## Start
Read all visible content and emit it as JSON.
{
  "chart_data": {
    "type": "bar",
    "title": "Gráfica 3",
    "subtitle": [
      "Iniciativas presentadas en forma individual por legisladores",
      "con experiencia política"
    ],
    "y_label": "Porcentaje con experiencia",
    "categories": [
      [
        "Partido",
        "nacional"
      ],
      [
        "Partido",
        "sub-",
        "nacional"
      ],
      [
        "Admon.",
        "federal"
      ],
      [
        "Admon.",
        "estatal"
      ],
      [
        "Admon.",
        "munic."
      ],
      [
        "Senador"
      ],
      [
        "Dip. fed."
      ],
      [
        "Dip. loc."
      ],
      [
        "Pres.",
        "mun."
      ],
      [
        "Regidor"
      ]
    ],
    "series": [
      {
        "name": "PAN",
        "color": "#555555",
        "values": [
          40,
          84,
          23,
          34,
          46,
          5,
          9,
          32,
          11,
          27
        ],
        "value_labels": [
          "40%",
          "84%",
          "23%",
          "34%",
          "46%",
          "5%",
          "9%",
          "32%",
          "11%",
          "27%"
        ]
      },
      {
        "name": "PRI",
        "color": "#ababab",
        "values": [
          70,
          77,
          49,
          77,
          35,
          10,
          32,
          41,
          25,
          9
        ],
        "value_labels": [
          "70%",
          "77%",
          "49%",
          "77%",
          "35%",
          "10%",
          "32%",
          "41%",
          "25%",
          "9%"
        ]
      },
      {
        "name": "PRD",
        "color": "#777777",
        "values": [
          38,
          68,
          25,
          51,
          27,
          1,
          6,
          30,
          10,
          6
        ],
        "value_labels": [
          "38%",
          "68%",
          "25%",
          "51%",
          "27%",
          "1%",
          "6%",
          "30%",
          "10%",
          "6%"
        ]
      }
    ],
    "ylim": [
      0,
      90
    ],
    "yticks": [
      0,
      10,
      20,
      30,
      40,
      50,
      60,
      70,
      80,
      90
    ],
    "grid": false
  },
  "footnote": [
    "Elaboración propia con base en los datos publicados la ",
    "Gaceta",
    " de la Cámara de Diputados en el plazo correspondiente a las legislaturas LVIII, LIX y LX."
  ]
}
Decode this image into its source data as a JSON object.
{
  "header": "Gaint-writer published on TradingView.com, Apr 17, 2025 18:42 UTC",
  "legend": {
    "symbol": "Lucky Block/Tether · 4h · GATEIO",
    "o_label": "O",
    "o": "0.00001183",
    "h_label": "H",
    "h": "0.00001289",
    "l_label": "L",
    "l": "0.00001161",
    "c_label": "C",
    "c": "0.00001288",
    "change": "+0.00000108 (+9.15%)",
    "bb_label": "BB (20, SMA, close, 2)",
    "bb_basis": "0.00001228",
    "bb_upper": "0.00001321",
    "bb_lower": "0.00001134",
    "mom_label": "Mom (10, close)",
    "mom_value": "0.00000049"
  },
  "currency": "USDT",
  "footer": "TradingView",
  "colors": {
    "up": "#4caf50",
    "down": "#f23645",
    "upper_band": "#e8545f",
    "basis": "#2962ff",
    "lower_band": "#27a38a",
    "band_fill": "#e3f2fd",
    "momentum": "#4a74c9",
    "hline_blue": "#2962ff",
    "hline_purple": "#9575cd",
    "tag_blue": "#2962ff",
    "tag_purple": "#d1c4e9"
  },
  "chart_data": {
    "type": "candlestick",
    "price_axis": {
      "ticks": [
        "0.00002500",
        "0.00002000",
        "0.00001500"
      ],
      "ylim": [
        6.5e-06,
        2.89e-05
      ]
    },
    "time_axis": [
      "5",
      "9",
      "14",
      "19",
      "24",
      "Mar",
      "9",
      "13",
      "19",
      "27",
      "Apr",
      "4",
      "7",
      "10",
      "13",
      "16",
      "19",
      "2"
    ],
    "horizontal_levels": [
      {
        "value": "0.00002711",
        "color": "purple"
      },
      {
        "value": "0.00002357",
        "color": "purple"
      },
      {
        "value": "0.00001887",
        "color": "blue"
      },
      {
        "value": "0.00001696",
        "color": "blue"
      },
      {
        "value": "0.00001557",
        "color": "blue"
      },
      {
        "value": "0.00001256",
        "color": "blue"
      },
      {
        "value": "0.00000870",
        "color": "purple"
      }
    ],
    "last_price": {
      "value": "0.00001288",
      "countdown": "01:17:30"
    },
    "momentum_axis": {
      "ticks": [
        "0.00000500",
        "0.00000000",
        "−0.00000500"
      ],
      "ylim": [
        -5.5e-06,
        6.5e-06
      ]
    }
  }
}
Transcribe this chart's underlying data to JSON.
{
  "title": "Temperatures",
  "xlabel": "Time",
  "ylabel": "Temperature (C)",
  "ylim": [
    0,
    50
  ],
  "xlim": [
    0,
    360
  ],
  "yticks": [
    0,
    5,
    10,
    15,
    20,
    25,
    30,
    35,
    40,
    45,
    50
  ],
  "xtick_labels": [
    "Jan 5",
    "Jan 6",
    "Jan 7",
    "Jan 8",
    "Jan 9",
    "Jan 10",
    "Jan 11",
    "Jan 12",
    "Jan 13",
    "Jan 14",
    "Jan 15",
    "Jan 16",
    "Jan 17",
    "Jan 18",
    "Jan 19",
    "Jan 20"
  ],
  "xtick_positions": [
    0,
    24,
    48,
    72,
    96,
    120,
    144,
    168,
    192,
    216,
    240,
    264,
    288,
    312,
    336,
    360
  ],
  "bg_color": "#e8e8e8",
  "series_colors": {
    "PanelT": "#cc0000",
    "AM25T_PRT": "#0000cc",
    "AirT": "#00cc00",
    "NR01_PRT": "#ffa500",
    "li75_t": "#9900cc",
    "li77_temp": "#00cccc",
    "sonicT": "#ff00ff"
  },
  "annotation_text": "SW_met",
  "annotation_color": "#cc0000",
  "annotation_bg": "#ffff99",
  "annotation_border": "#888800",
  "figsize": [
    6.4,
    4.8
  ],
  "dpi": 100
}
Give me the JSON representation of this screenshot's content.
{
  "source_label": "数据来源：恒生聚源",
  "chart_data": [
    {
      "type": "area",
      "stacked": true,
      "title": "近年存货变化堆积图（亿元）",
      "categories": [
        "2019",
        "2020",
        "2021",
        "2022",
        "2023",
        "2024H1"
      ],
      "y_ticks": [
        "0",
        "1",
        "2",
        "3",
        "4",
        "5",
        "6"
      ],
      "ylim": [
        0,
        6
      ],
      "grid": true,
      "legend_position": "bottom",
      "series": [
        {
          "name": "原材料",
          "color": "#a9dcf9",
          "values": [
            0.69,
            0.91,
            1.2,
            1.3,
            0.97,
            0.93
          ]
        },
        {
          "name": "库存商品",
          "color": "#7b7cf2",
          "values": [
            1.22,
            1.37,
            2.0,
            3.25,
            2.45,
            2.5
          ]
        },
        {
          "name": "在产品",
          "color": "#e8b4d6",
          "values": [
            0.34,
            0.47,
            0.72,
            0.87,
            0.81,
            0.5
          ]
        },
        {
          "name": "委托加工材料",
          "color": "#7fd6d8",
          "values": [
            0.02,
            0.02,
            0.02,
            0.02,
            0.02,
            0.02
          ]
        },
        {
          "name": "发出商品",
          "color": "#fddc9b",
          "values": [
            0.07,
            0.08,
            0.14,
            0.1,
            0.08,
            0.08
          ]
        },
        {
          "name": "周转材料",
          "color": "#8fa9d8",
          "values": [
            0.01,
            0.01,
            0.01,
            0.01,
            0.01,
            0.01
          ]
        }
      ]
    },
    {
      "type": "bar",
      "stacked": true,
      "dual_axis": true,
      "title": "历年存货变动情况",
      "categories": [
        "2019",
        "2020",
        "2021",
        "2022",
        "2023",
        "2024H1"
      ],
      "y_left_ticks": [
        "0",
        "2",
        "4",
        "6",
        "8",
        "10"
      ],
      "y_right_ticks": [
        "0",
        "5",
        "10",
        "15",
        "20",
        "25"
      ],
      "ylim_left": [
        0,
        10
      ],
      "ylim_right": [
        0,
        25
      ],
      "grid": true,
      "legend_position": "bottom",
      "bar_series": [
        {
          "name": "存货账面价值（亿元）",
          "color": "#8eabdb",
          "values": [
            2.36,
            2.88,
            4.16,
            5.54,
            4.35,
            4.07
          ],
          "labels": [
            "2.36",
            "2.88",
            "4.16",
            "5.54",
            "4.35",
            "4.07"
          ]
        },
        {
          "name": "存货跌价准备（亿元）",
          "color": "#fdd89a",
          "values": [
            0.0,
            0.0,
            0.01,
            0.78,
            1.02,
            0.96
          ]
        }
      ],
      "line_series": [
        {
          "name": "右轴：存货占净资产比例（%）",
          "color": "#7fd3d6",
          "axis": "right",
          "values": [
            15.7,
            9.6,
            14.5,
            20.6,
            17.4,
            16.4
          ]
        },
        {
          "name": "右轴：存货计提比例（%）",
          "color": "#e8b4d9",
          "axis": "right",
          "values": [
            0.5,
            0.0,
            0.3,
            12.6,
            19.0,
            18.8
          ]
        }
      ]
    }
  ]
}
## End
• EXERCISE BRIEF: Select every line where the word "TradingView" occurs.

• RESULT OF THIS EXERCISE:
  "header": "Gaint-writer published on TradingView.com, Apr 17, 2025 18:42 UTC",
  "footer": "TradingView",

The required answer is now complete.